## Given passage
==========

Lastly, the company's Online and Catalog Sales and Retail division operates mail-order office supply businesses, including Kaunet in Japan, Easy Buy in China, and Actus in Europe. This division also includes a wholesale business supplying office supplies, office and office automation equipment, school supplies, and office furniture. Headquartered in Osaka, Kokuyo is led by president and CEO Hidekuni Kuroda, great-grandson of the company founder Zentaro Kuroda.
Zentaro Kuroda was a native of a small village in Etchu Province, which later became Toyama Prefecture. At the age of 19, Kuroda left home to find work in Osaka. In 1905, when Kuroda was 26 years old, he founded his own business, a small shop producing covers for traditional Japanese account ledgers, known as wacho. Kuroda's business, located in Minami-Horie, Nishi-ku, Osaka, was called, appropriately enough, Kuroda Hyoshi-ten (Kuroda Cover Shop).
A more important development came in 1908, when Kuroda expanded his business to include the production of the entire wacho account ledger. Although this activity placed Kuroda in head-to-head competition with more well-established competitors, Kuroda's willingness to innovate enabled him to establish himself among the local leaders. For one, Kuroda recognized that, as the Japanese traded their traditional brushes for ink pens, the paper used in the ledgers would have to be adapted as well. Kuroda turned to a local paper manufacturer to develop a heavyweight paper with a smoother surface to accommodate the finer nibs of ink pens.

==========

## Dataset excerpts
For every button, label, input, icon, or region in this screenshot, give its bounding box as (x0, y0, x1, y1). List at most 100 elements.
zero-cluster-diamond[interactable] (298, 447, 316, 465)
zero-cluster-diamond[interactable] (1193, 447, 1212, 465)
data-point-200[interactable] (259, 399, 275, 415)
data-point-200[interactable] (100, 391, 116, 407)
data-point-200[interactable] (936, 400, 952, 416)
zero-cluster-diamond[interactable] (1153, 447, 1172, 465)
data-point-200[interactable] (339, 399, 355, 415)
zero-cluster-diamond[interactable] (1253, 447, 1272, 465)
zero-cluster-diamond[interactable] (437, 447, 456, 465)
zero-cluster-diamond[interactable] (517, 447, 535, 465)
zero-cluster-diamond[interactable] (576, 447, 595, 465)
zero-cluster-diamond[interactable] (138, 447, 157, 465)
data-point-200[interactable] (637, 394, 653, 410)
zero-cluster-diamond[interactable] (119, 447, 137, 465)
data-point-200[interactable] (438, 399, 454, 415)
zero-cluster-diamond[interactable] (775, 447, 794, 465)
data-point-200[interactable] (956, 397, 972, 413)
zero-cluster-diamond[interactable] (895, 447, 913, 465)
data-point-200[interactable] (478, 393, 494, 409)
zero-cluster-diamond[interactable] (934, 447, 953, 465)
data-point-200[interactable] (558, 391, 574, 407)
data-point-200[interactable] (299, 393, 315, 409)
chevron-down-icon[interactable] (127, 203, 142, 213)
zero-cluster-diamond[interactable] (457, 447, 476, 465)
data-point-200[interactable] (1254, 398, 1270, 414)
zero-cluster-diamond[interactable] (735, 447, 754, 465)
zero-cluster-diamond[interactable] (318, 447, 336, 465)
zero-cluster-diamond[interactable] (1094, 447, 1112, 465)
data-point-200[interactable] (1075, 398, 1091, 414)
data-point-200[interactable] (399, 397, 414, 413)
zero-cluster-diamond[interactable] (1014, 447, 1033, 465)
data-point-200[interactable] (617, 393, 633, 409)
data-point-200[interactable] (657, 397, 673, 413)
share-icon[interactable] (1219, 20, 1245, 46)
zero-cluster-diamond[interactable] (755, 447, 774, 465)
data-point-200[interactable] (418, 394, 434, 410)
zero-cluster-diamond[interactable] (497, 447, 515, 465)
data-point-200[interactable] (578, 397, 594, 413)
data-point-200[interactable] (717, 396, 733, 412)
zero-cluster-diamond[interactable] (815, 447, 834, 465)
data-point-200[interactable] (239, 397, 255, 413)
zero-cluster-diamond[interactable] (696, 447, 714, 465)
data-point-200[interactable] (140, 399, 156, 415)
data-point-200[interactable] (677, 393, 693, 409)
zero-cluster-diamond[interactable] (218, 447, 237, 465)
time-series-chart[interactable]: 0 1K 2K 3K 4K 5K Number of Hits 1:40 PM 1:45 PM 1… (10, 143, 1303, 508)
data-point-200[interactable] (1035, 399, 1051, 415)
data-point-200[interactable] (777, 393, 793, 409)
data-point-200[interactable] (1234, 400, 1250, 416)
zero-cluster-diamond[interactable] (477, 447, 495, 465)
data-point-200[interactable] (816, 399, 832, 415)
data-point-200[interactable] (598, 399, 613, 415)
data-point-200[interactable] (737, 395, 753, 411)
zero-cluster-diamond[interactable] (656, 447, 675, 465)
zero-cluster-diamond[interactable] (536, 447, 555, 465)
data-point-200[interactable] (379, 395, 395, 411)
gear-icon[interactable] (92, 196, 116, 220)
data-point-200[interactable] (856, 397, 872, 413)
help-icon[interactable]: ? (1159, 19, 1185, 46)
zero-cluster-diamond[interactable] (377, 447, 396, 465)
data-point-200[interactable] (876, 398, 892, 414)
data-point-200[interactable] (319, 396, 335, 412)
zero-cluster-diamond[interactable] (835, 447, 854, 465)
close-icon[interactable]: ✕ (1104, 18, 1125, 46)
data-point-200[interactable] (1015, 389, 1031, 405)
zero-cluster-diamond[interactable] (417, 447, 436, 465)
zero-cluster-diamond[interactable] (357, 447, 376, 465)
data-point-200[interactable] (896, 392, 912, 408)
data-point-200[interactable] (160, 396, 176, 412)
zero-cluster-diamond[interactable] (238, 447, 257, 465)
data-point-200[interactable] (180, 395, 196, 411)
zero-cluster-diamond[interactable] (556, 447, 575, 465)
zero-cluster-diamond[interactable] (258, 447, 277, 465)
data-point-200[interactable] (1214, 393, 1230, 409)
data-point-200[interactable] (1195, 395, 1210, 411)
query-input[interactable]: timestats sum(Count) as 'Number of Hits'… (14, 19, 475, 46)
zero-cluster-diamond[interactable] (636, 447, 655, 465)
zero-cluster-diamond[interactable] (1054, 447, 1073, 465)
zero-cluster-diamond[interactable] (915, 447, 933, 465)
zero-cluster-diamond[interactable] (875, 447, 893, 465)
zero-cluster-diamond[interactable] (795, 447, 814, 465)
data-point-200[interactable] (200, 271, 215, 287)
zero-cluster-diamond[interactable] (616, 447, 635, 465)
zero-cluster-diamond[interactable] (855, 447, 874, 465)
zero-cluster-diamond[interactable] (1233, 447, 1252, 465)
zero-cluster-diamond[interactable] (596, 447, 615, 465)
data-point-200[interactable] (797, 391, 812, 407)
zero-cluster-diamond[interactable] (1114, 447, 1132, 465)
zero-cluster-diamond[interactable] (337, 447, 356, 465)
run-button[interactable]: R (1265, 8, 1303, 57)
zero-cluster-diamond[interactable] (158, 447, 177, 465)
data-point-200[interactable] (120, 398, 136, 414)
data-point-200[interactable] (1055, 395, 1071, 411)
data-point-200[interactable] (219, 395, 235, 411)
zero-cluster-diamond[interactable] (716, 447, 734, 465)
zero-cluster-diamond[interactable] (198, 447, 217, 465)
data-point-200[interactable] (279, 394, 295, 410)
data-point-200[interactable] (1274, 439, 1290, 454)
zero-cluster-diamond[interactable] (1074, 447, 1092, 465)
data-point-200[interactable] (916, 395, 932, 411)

==========

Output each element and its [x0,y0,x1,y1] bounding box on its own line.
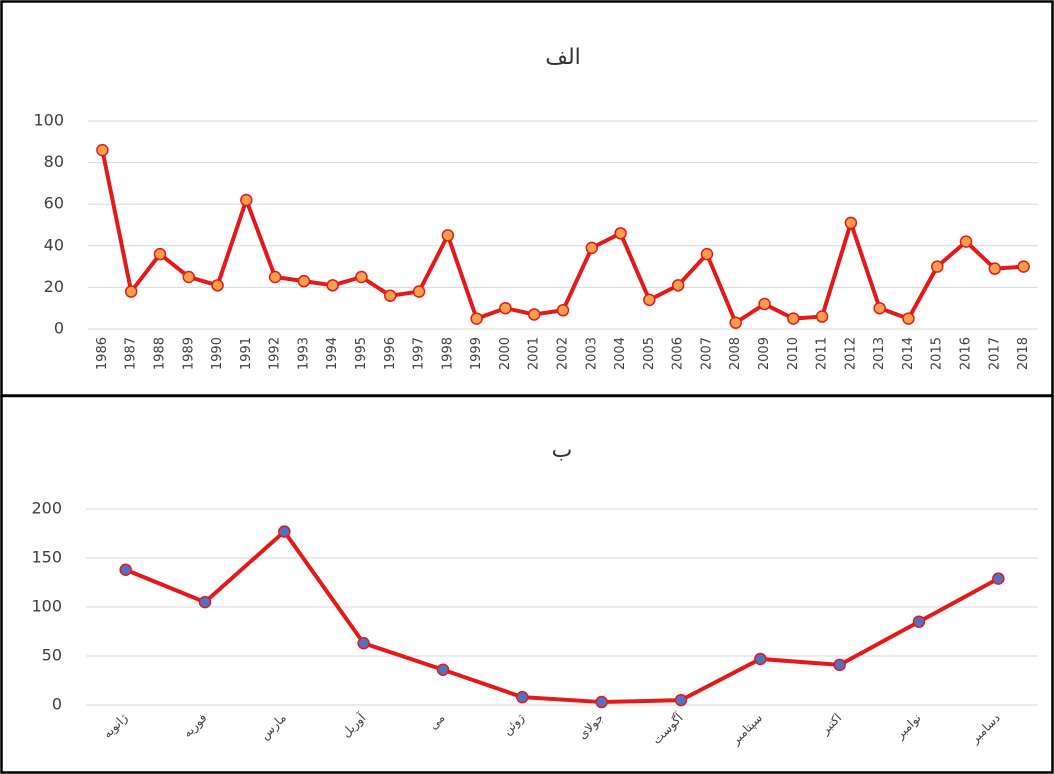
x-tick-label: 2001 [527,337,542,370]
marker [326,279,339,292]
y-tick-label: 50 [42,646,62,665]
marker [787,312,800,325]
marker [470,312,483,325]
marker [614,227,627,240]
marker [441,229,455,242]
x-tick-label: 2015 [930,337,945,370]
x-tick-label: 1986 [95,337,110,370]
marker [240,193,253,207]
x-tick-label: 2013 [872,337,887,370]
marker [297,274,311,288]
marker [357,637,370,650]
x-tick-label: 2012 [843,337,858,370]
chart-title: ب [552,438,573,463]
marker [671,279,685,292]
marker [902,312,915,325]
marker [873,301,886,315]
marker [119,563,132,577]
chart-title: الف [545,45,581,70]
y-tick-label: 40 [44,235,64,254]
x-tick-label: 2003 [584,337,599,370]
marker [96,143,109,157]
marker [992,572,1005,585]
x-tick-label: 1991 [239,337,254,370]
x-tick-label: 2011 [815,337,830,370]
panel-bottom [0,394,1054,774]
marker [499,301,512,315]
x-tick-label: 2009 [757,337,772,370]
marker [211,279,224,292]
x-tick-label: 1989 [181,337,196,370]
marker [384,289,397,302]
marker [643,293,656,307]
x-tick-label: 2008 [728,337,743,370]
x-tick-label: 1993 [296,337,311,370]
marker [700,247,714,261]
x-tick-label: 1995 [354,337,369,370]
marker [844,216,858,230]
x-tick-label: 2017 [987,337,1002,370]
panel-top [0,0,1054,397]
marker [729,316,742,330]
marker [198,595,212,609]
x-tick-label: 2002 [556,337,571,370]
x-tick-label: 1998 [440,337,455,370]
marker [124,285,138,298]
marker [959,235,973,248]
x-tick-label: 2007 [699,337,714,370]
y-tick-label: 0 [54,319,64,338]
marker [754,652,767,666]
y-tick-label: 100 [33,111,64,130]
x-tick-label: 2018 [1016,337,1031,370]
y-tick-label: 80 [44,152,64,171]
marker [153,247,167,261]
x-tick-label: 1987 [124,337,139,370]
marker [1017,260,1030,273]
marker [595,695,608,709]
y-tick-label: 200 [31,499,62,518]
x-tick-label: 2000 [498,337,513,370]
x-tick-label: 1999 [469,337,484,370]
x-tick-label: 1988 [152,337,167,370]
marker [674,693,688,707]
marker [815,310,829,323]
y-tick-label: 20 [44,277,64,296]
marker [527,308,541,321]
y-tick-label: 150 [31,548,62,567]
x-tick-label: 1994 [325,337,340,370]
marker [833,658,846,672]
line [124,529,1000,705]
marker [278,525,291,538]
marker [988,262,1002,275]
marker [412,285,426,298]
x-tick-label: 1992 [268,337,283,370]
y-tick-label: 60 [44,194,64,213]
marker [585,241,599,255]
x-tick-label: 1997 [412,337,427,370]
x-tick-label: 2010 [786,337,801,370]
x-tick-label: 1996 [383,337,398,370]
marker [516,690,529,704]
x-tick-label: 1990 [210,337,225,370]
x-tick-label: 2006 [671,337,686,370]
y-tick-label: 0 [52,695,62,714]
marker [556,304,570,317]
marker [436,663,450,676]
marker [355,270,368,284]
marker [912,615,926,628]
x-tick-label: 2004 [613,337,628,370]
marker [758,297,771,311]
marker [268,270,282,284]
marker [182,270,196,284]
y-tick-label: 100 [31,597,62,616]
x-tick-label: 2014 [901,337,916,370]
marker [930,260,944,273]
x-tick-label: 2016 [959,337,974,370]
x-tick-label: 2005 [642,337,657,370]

==========

## Task statement
In the passage on Kokuyo's history, what kind of paper did Kuroda have a local manufacturer develop for the ledgers?

## Answer in full
A heavyweight paper with a smoother surface, suited to the finer nibs of ink pens.